# Work order
Retype the records that follow, every line exactly as written.

Records from a dataset:

+ + + + + + +

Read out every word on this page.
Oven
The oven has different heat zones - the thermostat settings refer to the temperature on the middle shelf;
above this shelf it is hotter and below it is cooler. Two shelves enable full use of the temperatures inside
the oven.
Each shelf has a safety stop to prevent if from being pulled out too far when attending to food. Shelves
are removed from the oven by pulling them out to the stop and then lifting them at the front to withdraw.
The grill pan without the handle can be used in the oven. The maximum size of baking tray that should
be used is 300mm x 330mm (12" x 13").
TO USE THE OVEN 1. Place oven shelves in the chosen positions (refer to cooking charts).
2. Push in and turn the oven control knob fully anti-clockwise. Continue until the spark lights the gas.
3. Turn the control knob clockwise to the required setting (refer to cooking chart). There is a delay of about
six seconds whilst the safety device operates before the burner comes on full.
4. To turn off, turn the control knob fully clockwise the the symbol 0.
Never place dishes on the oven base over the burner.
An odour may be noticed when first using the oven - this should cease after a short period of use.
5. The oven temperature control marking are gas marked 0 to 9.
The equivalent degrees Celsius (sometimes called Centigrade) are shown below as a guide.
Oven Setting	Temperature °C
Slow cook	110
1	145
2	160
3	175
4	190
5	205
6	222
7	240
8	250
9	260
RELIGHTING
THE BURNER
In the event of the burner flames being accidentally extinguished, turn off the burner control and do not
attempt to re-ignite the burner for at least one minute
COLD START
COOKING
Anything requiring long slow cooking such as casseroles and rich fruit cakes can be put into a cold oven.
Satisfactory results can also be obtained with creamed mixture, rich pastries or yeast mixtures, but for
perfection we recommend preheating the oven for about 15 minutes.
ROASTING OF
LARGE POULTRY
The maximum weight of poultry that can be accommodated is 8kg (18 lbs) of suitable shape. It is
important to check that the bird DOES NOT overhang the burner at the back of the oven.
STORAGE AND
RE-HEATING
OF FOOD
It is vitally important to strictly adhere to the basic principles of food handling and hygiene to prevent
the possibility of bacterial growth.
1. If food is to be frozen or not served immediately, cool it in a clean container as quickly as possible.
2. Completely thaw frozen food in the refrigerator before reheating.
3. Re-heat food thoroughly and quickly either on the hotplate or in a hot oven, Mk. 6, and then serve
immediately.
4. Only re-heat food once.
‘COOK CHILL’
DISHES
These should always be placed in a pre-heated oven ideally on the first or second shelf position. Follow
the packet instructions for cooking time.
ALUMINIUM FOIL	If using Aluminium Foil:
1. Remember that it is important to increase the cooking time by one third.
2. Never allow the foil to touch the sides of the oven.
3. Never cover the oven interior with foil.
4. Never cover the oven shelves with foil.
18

+ + + + + + +

# Answer to this problem
Read out every word on this page.
Oven
The oven has different heat zones - the thermostat settings refer to the temperature on the middle shelf;
above this shelf it is hotter and below it is cooler. Two shelves enable full use of the temperatures inside
the oven.
Each shelf has a safety stop to prevent if from being pulled out too far when attending to food. Shelves
are removed from the oven by pulling them out to the stop and then lifting them at the front to withdraw.
The grill pan without the handle can be used in the oven. The maximum size of baking tray that should
be used is 300mm x 330mm (12" x 13").
TO USE THE OVEN 1. Place oven shelves in the chosen positions (refer to cooking charts).
2. Push in and turn the oven control knob fully anti-clockwise. Continue until the spark lights the gas.
3. Turn the control knob clockwise to the required setting (refer to cooking chart). There is a delay of about
six seconds whilst the safety device operates before the burner comes on full.
4. To turn off, turn the control knob fully clockwise the the symbol 0.
Never place dishes on the oven base over the burner.
An odour may be noticed when first using the oven - this should cease after a short period of use.
5. The oven temperature control marking are gas marked 0 to 9.
The equivalent degrees Celsius (sometimes called Centigrade) are shown below as a guide.
Oven Setting	Temperature °C
Slow cook	110
1	145
2	160
3	175
4	190
5	205
6	222
7	240
8	250
9	260
RELIGHTING
THE BURNER
In the event of the burner flames being accidentally extinguished, turn off the burner control and do not
attempt to re-ignite the burner for at least one minute
COLD START
COOKING
Anything requiring long slow cooking such as casseroles and rich fruit cakes can be put into a cold oven.
Satisfactory results can also be obtained with creamed mixture, rich pastries or yeast mixtures, but for
perfection we recommend preheating the oven for about 15 minutes.
ROASTING OF
LARGE POULTRY
The maximum weight of poultry that can be accommodated is 8kg (18 lbs) of suitable shape. It is
important to check that the bird DOES NOT overhang the burner at the back of the oven.
STORAGE AND
RE-HEATING
OF FOOD
It is vitally important to strictly adhere to the basic principles of food handling and hygiene to prevent
the possibility of bacterial growth.
1. If food is to be frozen or not served immediately, cool it in a clean container as quickly as possible.
2. Completely thaw frozen food in the refrigerator before reheating.
3. Re-heat food thoroughly and quickly either on the hotplate or in a hot oven, Mk. 6, and then serve
immediately.
4. Only re-heat food once.
‘COOK CHILL’
DISHES
These should always be placed in a pre-heated oven ideally on the first or second shelf position. Follow
the packet instructions for cooking time.
ALUMINIUM FOIL	If using Aluminium Foil:
1. Remember that it is important to increase the cooking time by one third.
2. Never allow the foil to touch the sides of the oven.
3. Never cover the oven interior with foil.
4. Never cover the oven shelves with foil.
18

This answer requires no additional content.